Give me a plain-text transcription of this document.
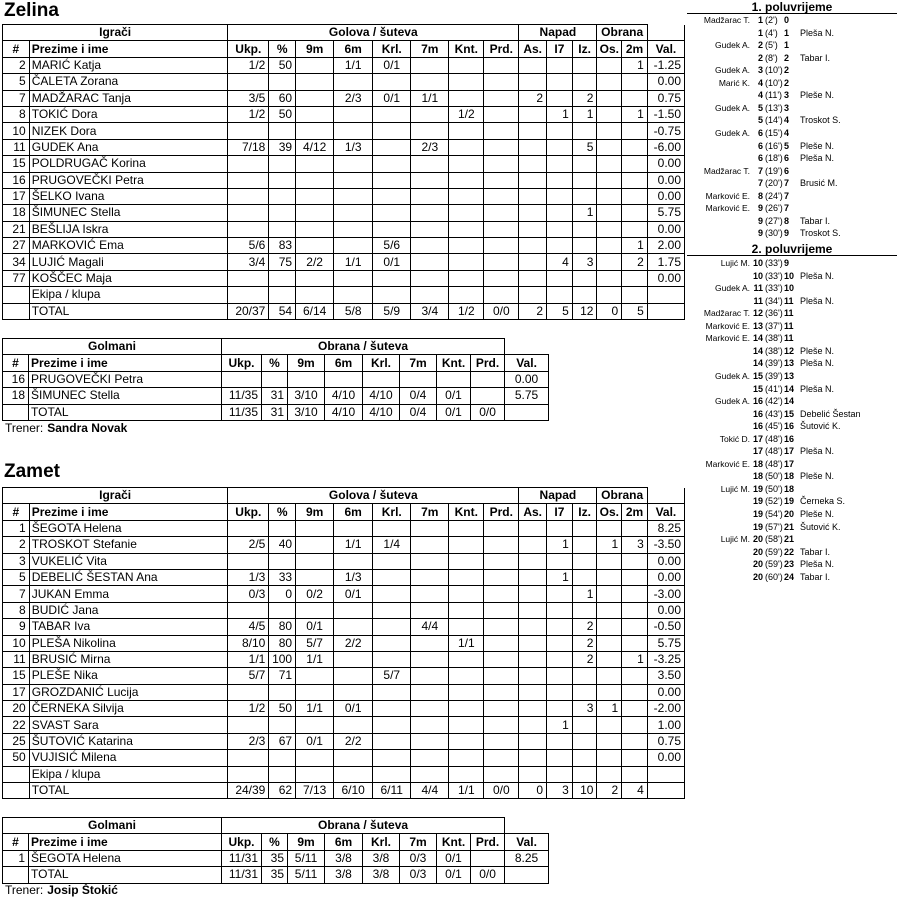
Zelina
Igrači		Golova / šuteva								Napad			Obrana		
#	Prezime i ime	Ukp.	%	9m	6m	Krl.	7m	Knt.	Prd.	As.	I7	Iz.	Os.	2m	Val.
2	MARIĆ Katja	1/2	50		1/1	0/1								1	-1.25
5	ČALETA Zorana														0.00
7	MADŽARAC Tanja	3/5	60		2/3	0/1	1/1			2		2			0.75
8	TOKIĆ Dora	1/2	50					1/2			1	1		1	-1.50
10	NIZEK Dora														-0.75
11	GUDEK Ana	7/18	39	4/12	1/3		2/3					5			-6.00
15	POLDRUGAČ Korina														0.00
16	PRUGOVEČKI Petra														0.00
17	ŠELKO Ivana														0.00
18	ŠIMUNEC Stella											1			5.75
21	BEŠLIJA Iskra														0.00
27	MARKOVIĆ Ema	5/6	83			5/6								1	2.00
34	LUJIĆ Magali	3/4	75	2/2	1/1	0/1					4	3		2	1.75
77	KOŠČEC Maja														0.00
	Ekipa / klupa														
	TOTAL	20/37	54	6/14	5/8	5/9	3/4	1/2	0/0	2	5	12	0	5	
Golmani		Obrana / šuteva								
#	Prezime i ime	Ukp.	%	9m	6m	Krl.	7m	Knt.	Prd.	Val.
16	PRUGOVEČKI Petra									0.00
18	ŠIMUNEC Stella	11/35	31	3/10	4/10	4/10	0/4	0/1		5.75
	TOTAL	11/35	31	3/10	4/10	4/10	0/4	0/1	0/0	
Trener: Sandra Novak
Zamet
Igrači		Golova / šuteva								Napad			Obrana		
#	Prezime i ime	Ukp.	%	9m	6m	Krl.	7m	Knt.	Prd.	As.	I7	Iz.	Os.	2m	Val.
1	ŠEGOTA Helena														8.25
2	TROSKOT Stefanie	2/5	40		1/1	1/4					1		1	3	-3.50
3	VUKELIĆ Vita														0.00
5	DEBELIĆ ŠESTAN Ana	1/3	33		1/3						1				0.00
7	JUKAN Emma	0/3	0	0/2	0/1							1			-3.00
8	BUDIĆ Jana														0.00
9	TABAR Iva	4/5	80	0/1			4/4					2			-0.50
10	PLEŠA Nikolina	8/10	80	5/7	2/2			1/1				2			5.75
11	BRUSIĆ Mirna	1/1	100	1/1								2		1	-3.25
15	PLEŠE Nika	5/7	71			5/7									3.50
17	GROZDANIĆ Lucija														0.00
20	ČERNEKA Silvija	1/2	50	1/1	0/1							3	1		-2.00
22	SVAST Sara										1				1.00
25	ŠUTOVIĆ Katarina	2/3	67	0/1	2/2										0.75
50	VUJISIĆ Milena														0.00
	Ekipa / klupa														
	TOTAL	24/39	62	7/13	6/10	6/11	4/4	1/1	0/0	0	3	10	2	4	
Golmani		Obrana / šuteva								
#	Prezime i ime	Ukp.	%	9m	6m	Krl.	7m	Knt.	Prd.	Val.
1	ŠEGOTA Helena	11/31	35	5/11	3/8	3/8	0/3	0/1		8.25
	TOTAL	11/31	35	5/11	3/8	3/8	0/3	0/1	0/0	
Trener: Josip Štokić
1. poluvrijeme
Madžarac T. 1 (2') 0
1 (4') 1 Pleša N.
Gudek A. 2 (5') 1
2 (8') 2 Tabar I.
Gudek A. 3 (10') 2
Marić K. 4 (10') 2
4 (11') 3 Pleše N.
Gudek A. 5 (13') 3
5 (14') 4 Troskot S.
Gudek A. 6 (15') 4
6 (16') 5 Pleše N.
6 (18') 6 Pleša N.
Madžarac T. 7 (19') 6
7 (20') 7 Brusić M.
Marković E. 8 (24') 7
Marković E. 9 (26') 7
9 (27') 8 Tabar I.
9 (30') 9 Troskot S.
2. poluvrijeme
Lujić M. 10 (33') 9
10 (33') 10 Pleša N.
Gudek A. 11 (33') 10
11 (34') 11 Pleša N.
Madžarac T. 12 (36') 11
Marković E. 13 (37') 11
Marković E. 14 (38') 11
14 (38') 12 Pleše N.
14 (39') 13 Pleša N.
Gudek A. 15 (39') 13
15 (41') 14 Pleša N.
Gudek A. 16 (42') 14
16 (43') 15 Debelić Šestan
16 (45') 16 Šutović K.
Tokić D. 17 (48') 16
17 (48') 17 Pleša N.
Marković E. 18 (48') 17
18 (50') 18 Pleše N.
Lujić M. 19 (50') 18
19 (52') 19 Černeka S.
19 (54') 20 Pleše N.
19 (57') 21 Šutović K.
Lujić M. 20 (58') 21
20 (59') 22 Tabar I.
20 (59') 23 Pleša N.
20 (60') 24 Tabar I.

____________________

### SET TASK
Images must not appear in the copy; reproduce everything else in the records verbatim.

### EXERCISE OUTPUT
Give me a plain-text transcription of this document.
Zelina
Igrači		Golova / šuteva								Napad			Obrana		
#	Prezime i ime	Ukp.	%	9m	6m	Krl.	7m	Knt.	Prd.	As.	I7	Iz.	Os.	2m	Val.
2	MARIĆ Katja	1/2	50		1/1	0/1								1	-1.25
5	ČALETA Zorana														0.00
7	MADŽARAC Tanja	3/5	60		2/3	0/1	1/1			2		2			0.75
8	TOKIĆ Dora	1/2	50					1/2			1	1		1	-1.50
10	NIZEK Dora														-0.75
11	GUDEK Ana	7/18	39	4/12	1/3		2/3					5			-6.00
15	POLDRUGAČ Korina														0.00
16	PRUGOVEČKI Petra														0.00
17	ŠELKO Ivana														0.00
18	ŠIMUNEC Stella											1			5.75
21	BEŠLIJA Iskra														0.00
27	MARKOVIĆ Ema	5/6	83			5/6								1	2.00
34	LUJIĆ Magali	3/4	75	2/2	1/1	0/1					4	3		2	1.75
77	KOŠČEC Maja														0.00
	Ekipa / klupa														
	TOTAL	20/37	54	6/14	5/8	5/9	3/4	1/2	0/0	2	5	12	0	5	
Golmani		Obrana / šuteva								
#	Prezime i ime	Ukp.	%	9m	6m	Krl.	7m	Knt.	Prd.	Val.
16	PRUGOVEČKI Petra									0.00
18	ŠIMUNEC Stella	11/35	31	3/10	4/10	4/10	0/4	0/1		5.75
	TOTAL	11/35	31	3/10	4/10	4/10	0/4	0/1	0/0	
Trener: Sandra Novak
Zamet
Igrači		Golova / šuteva								Napad			Obrana		
#	Prezime i ime	Ukp.	%	9m	6m	Krl.	7m	Knt.	Prd.	As.	I7	Iz.	Os.	2m	Val.
1	ŠEGOTA Helena														8.25
2	TROSKOT Stefanie	2/5	40		1/1	1/4					1		1	3	-3.50
3	VUKELIĆ Vita														0.00
5	DEBELIĆ ŠESTAN Ana	1/3	33		1/3						1				0.00
7	JUKAN Emma	0/3	0	0/2	0/1							1			-3.00
8	BUDIĆ Jana														0.00
9	TABAR Iva	4/5	80	0/1			4/4					2			-0.50
10	PLEŠA Nikolina	8/10	80	5/7	2/2			1/1				2			5.75
11	BRUSIĆ Mirna	1/1	100	1/1								2		1	-3.25
15	PLEŠE Nika	5/7	71			5/7									3.50
17	GROZDANIĆ Lucija														0.00
20	ČERNEKA Silvija	1/2	50	1/1	0/1							3	1		-2.00
22	SVAST Sara										1				1.00
25	ŠUTOVIĆ Katarina	2/3	67	0/1	2/2										0.75
50	VUJISIĆ Milena														0.00
	Ekipa / klupa														
	TOTAL	24/39	62	7/13	6/10	6/11	4/4	1/1	0/0	0	3	10	2	4	
Golmani		Obrana / šuteva								
#	Prezime i ime	Ukp.	%	9m	6m	Krl.	7m	Knt.	Prd.	Val.
1	ŠEGOTA Helena	11/31	35	5/11	3/8	3/8	0/3	0/1		8.25
	TOTAL	11/31	35	5/11	3/8	3/8	0/3	0/1	0/0	
Trener: Josip Štokić
1. poluvrijeme
Madžarac T. 1 (2') 0
1 (4') 1 Pleša N.
Gudek A. 2 (5') 1
2 (8') 2 Tabar I.
Gudek A. 3 (10') 2
Marić K. 4 (10') 2
4 (11') 3 Pleše N.
Gudek A. 5 (13') 3
5 (14') 4 Troskot S.
Gudek A. 6 (15') 4
6 (16') 5 Pleše N.
6 (18') 6 Pleša N.
Madžarac T. 7 (19') 6
7 (20') 7 Brusić M.
Marković E. 8 (24') 7
Marković E. 9 (26') 7
9 (27') 8 Tabar I.
9 (30') 9 Troskot S.
2. poluvrijeme
Lujić M. 10 (33') 9
10 (33') 10 Pleša N.
Gudek A. 11 (33') 10
11 (34') 11 Pleša N.
Madžarac T. 12 (36') 11
Marković E. 13 (37') 11
Marković E. 14 (38') 11
14 (38') 12 Pleše N.
14 (39') 13 Pleša N.
Gudek A. 15 (39') 13
15 (41') 14 Pleša N.
Gudek A. 16 (42') 14
16 (43') 15 Debelić Šestan
16 (45') 16 Šutović K.
Tokić D. 17 (48') 16
17 (48') 17 Pleša N.
Marković E. 18 (48') 17
18 (50') 18 Pleše N.
Lujić M. 19 (50') 18
19 (52') 19 Černeka S.
19 (54') 20 Pleše N.
19 (57') 21 Šutović K.
Lujić M. 20 (58') 21
20 (59') 22 Tabar I.
20 (59') 23 Pleša N.
20 (60') 24 Tabar I.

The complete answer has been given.